> [Goal]: Scan the lines below for the string "threshold" and copy every one that has it.

Items from a data source

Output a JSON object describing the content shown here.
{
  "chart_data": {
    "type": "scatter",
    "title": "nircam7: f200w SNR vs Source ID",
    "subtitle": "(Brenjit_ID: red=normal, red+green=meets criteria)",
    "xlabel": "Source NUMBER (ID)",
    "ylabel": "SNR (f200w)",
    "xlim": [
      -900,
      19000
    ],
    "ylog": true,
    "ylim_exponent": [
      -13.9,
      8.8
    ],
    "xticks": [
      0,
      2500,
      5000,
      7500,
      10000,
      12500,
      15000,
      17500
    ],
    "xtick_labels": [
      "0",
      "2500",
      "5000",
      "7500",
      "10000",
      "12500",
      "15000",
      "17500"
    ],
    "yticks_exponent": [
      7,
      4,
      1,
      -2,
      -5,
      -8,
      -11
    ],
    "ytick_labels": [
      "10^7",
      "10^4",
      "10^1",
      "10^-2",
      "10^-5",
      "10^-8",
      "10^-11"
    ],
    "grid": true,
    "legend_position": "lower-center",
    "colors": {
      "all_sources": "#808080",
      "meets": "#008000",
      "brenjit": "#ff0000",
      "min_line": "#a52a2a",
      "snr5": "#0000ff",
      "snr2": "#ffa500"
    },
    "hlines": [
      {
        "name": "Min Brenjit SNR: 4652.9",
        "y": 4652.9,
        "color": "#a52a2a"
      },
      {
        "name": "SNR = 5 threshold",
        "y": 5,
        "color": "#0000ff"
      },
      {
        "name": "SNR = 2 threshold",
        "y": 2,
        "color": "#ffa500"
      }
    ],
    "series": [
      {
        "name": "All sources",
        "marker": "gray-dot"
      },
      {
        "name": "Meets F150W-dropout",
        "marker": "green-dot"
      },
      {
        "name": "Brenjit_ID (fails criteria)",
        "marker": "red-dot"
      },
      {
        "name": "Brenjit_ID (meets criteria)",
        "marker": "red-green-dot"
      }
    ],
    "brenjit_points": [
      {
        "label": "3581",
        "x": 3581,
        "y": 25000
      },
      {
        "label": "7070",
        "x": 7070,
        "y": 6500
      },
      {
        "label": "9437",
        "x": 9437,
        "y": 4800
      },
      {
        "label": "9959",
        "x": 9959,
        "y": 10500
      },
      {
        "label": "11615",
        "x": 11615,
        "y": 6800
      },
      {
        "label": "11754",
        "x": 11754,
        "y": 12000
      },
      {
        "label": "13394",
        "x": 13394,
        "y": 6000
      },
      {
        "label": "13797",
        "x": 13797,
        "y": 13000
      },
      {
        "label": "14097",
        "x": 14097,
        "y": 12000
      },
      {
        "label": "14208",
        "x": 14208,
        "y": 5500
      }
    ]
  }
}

> [Problem solution]:
        "name": "SNR = 5 threshold",
        "name": "SNR = 2 threshold",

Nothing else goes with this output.